» **Exercise directions**:
Each line of the material must be returned exactly.

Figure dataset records
'''
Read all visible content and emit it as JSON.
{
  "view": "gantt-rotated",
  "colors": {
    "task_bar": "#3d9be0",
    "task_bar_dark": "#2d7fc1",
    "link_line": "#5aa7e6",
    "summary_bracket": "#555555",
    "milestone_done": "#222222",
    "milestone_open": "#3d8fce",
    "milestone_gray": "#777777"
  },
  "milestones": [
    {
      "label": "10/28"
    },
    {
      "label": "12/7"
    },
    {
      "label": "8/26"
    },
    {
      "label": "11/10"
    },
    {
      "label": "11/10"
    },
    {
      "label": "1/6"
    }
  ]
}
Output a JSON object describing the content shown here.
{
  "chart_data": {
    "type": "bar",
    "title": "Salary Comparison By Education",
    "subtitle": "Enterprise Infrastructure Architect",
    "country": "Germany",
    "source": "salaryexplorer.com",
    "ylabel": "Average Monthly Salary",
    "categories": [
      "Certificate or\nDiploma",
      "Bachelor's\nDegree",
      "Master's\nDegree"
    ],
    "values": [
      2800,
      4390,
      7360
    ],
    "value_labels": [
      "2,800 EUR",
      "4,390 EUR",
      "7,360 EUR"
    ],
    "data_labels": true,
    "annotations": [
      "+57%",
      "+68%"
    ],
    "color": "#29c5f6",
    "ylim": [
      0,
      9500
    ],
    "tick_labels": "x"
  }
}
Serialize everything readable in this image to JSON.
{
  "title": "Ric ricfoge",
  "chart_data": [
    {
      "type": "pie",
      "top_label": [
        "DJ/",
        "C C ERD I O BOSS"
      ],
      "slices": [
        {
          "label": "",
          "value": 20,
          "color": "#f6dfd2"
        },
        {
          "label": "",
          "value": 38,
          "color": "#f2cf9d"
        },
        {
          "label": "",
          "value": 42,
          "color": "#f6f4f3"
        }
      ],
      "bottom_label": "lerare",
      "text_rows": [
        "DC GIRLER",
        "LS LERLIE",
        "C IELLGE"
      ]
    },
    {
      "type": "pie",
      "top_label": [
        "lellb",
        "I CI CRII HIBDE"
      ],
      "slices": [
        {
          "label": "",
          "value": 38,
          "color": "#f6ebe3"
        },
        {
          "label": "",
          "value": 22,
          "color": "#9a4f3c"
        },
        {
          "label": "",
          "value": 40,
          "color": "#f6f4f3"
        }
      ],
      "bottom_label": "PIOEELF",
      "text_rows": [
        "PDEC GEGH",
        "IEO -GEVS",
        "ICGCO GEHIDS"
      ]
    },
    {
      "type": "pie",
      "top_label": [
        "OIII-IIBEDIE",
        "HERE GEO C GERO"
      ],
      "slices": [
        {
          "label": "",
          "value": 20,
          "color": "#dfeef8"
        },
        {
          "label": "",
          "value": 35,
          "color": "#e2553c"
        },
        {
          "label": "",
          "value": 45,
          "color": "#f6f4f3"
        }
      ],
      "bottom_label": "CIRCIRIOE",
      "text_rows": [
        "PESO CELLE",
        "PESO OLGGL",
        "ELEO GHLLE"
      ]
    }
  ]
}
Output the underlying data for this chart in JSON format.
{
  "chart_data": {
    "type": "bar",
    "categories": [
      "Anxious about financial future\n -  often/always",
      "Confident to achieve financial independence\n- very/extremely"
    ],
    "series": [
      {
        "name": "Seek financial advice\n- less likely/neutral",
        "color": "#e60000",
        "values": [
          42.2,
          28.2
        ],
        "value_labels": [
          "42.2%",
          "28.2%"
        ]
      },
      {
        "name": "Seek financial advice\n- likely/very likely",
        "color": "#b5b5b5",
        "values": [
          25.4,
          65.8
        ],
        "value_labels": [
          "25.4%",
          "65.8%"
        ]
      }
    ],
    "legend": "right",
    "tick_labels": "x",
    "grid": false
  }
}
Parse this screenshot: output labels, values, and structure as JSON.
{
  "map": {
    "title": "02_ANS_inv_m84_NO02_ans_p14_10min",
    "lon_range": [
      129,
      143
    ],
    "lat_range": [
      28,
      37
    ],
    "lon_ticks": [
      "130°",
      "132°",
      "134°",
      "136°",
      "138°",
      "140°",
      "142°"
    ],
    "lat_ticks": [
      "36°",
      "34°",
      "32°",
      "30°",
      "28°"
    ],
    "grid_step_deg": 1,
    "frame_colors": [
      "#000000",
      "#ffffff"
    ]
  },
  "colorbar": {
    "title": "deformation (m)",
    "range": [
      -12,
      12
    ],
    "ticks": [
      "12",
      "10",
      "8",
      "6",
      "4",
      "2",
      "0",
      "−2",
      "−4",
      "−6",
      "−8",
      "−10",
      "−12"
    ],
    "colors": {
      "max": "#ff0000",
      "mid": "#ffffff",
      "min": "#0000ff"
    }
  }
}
'''
» **Solution to this exercise**:
Read all visible content and emit it as JSON.
{
  "view": "gantt-rotated",
  "colors": {
    "task_bar": "#3d9be0",
    "task_bar_dark": "#2d7fc1",
    "link_line": "#5aa7e6",
    "summary_bracket": "#555555",
    "milestone_done": "#222222",
    "milestone_open": "#3d8fce",
    "milestone_gray": "#777777"
  },
  "milestones": [
    {
      "label": "10/28"
    },
    {
      "label": "12/7"
    },
    {
      "label": "8/26"
    },
    {
      "label": "11/10"
    },
    {
      "label": "11/10"
    },
    {
      "label": "1/6"
    }
  ]
}
Output a JSON object describing the content shown here.
{
  "chart_data": {
    "type": "bar",
    "title": "Salary Comparison By Education",
    "subtitle": "Enterprise Infrastructure Architect",
    "country": "Germany",
    "source": "salaryexplorer.com",
    "ylabel": "Average Monthly Salary",
    "categories": [
      "Certificate or\nDiploma",
      "Bachelor's\nDegree",
      "Master's\nDegree"
    ],
    "values": [
      2800,
      4390,
      7360
    ],
    "value_labels": [
      "2,800 EUR",
      "4,390 EUR",
      "7,360 EUR"
    ],
    "data_labels": true,
    "annotations": [
      "+57%",
      "+68%"
    ],
    "color": "#29c5f6",
    "ylim": [
      0,
      9500
    ],
    "tick_labels": "x"
  }
}
Serialize everything readable in this image to JSON.
{
  "title": "Ric ricfoge",
  "chart_data": [
    {
      "type": "pie",
      "top_label": [
        "DJ/",
        "C C ERD I O BOSS"
      ],
      "slices": [
        {
          "label": "",
          "value": 20,
          "color": "#f6dfd2"
        },
        {
          "label": "",
          "value": 38,
          "color": "#f2cf9d"
        },
        {
          "label": "",
          "value": 42,
          "color": "#f6f4f3"
        }
      ],
      "bottom_label": "lerare",
      "text_rows": [
        "DC GIRLER",
        "LS LERLIE",
        "C IELLGE"
      ]
    },
    {
      "type": "pie",
      "top_label": [
        "lellb",
        "I CI CRII HIBDE"
      ],
      "slices": [
        {
          "label": "",
          "value": 38,
          "color": "#f6ebe3"
        },
        {
          "label": "",
          "value": 22,
          "color": "#9a4f3c"
        },
        {
          "label": "",
          "value": 40,
          "color": "#f6f4f3"
        }
      ],
      "bottom_label": "PIOEELF",
      "text_rows": [
        "PDEC GEGH",
        "IEO -GEVS",
        "ICGCO GEHIDS"
      ]
    },
    {
      "type": "pie",
      "top_label": [
        "OIII-IIBEDIE",
        "HERE GEO C GERO"
      ],
      "slices": [
        {
          "label": "",
          "value": 20,
          "color": "#dfeef8"
        },
        {
          "label": "",
          "value": 35,
          "color": "#e2553c"
        },
        {
          "label": "",
          "value": 45,
          "color": "#f6f4f3"
        }
      ],
      "bottom_label": "CIRCIRIOE",
      "text_rows": [
        "PESO CELLE",
        "PESO OLGGL",
        "ELEO GHLLE"
      ]
    }
  ]
}
Output the underlying data for this chart in JSON format.
{
  "chart_data": {
    "type": "bar",
    "categories": [
      "Anxious about financial future\n -  often/always",
      "Confident to achieve financial independence\n- very/extremely"
    ],
    "series": [
      {
        "name": "Seek financial advice\n- less likely/neutral",
        "color": "#e60000",
        "values": [
          42.2,
          28.2
        ],
        "value_labels": [
          "42.2%",
          "28.2%"
        ]
      },
      {
        "name": "Seek financial advice\n- likely/very likely",
        "color": "#b5b5b5",
        "values": [
          25.4,
          65.8
        ],
        "value_labels": [
          "25.4%",
          "65.8%"
        ]
      }
    ],
    "legend": "right",
    "tick_labels": "x",
    "grid": false
  }
}
Parse this screenshot: output labels, values, and structure as JSON.
{
  "map": {
    "title": "02_ANS_inv_m84_NO02_ans_p14_10min",
    "lon_range": [
      129,
      143
    ],
    "lat_range": [
      28,
      37
    ],
    "lon_ticks": [
      "130°",
      "132°",
      "134°",
      "136°",
      "138°",
      "140°",
      "142°"
    ],
    "lat_ticks": [
      "36°",
      "34°",
      "32°",
      "30°",
      "28°"
    ],
    "grid_step_deg": 1,
    "frame_colors": [
      "#000000",
      "#ffffff"
    ]
  },
  "colorbar": {
    "title": "deformation (m)",
    "range": [
      -12,
      12
    ],
    "ticks": [
      "12",
      "10",
      "8",
      "6",
      "4",
      "2",
      "0",
      "−2",
      "−4",
      "−6",
      "−8",
      "−10",
      "−12"
    ],
    "colors": {
      "max": "#ff0000",
      "mid": "#ffffff",
      "min": "#0000ff"
    }
  }
}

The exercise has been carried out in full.